Return only the number of lines that hold "데코레이터".
'''
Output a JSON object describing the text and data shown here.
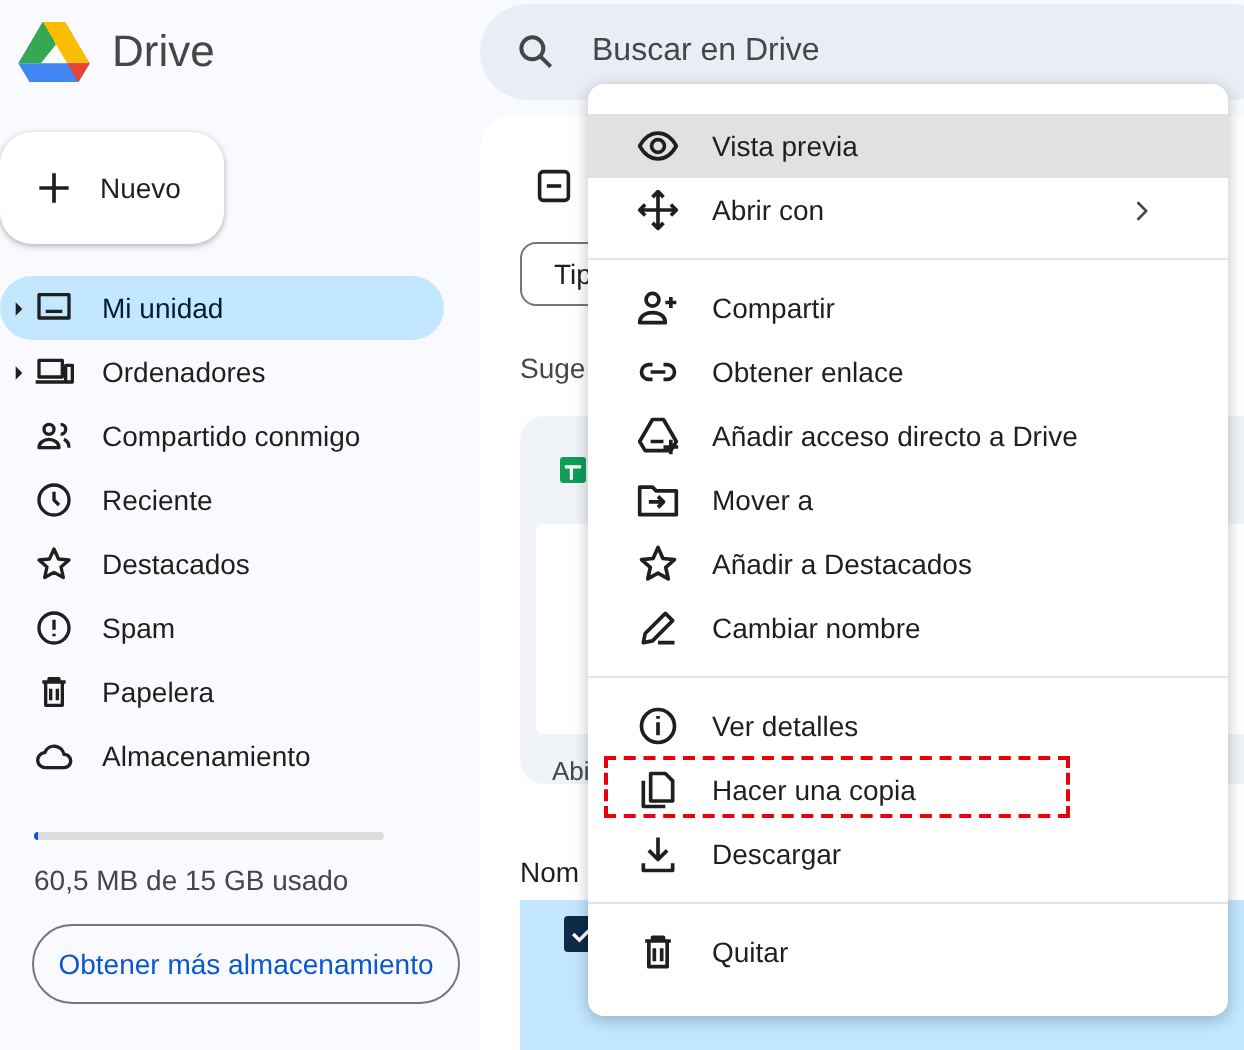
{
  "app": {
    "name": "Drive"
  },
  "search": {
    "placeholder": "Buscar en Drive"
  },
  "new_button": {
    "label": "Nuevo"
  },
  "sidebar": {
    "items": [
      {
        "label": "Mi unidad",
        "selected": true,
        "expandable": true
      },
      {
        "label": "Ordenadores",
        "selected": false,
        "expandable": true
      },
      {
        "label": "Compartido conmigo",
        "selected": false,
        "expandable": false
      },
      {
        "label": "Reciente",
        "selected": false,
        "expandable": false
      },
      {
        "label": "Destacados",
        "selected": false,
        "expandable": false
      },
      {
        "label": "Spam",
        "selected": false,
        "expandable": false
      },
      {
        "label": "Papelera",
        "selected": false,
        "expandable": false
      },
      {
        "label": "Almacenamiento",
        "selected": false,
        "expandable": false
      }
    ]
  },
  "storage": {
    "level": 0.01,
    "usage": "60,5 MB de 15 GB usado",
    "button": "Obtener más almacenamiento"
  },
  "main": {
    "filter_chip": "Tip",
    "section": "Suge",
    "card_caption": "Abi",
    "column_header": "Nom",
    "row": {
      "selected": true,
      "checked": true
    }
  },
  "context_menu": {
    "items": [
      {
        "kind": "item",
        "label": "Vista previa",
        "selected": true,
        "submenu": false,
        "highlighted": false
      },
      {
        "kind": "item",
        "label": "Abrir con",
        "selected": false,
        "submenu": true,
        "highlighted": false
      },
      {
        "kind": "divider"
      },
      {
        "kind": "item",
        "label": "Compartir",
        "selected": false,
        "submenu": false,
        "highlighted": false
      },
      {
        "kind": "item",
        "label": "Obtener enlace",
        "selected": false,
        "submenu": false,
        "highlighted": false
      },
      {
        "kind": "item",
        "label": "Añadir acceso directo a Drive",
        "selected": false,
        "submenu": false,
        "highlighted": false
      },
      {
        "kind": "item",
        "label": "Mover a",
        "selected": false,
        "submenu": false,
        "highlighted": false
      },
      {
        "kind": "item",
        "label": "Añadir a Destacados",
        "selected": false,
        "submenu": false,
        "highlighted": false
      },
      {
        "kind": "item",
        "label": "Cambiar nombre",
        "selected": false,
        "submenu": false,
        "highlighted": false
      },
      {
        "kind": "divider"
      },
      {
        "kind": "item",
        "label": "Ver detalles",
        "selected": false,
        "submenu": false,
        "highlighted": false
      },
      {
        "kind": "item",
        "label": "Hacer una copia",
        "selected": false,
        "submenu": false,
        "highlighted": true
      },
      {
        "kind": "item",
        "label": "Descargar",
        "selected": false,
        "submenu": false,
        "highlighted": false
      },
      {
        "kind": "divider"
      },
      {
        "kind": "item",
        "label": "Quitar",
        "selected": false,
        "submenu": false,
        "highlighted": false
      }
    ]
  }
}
'''
'''
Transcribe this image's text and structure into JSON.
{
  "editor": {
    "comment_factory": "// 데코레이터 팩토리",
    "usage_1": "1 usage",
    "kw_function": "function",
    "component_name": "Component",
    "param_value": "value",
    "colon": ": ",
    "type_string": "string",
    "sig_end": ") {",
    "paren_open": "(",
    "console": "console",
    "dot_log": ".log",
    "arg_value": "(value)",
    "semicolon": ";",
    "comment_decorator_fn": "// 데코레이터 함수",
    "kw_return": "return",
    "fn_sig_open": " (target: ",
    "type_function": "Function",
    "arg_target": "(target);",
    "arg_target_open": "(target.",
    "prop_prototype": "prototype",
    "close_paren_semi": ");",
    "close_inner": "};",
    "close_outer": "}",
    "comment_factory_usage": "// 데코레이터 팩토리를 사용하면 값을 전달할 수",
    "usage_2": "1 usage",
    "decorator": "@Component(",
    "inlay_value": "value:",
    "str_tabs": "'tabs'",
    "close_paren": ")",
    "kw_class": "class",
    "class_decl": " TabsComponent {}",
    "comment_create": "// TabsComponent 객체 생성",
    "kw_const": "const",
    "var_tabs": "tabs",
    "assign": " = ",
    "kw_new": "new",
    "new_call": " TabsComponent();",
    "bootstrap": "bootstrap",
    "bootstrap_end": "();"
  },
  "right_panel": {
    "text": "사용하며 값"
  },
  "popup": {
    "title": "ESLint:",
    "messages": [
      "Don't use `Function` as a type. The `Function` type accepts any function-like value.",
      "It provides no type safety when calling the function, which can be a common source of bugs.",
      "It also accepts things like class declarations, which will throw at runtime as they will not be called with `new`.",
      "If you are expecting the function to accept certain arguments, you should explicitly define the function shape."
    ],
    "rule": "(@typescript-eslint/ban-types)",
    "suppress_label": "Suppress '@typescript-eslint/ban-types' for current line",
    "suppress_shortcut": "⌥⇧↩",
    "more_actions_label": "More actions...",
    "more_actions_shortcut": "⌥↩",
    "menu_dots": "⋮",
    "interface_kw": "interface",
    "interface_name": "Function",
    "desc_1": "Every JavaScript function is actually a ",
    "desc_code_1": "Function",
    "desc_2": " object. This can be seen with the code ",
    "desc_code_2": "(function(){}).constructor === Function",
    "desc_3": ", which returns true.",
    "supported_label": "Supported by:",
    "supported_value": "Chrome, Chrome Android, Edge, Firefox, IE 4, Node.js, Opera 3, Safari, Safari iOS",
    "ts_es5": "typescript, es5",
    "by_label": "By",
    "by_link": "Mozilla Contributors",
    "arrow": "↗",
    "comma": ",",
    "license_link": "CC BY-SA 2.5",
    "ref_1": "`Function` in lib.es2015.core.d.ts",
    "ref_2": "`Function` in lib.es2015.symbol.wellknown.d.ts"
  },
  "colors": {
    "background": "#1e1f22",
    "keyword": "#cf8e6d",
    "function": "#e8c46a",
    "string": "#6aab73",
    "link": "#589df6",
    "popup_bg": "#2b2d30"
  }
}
'''
| Task response |
3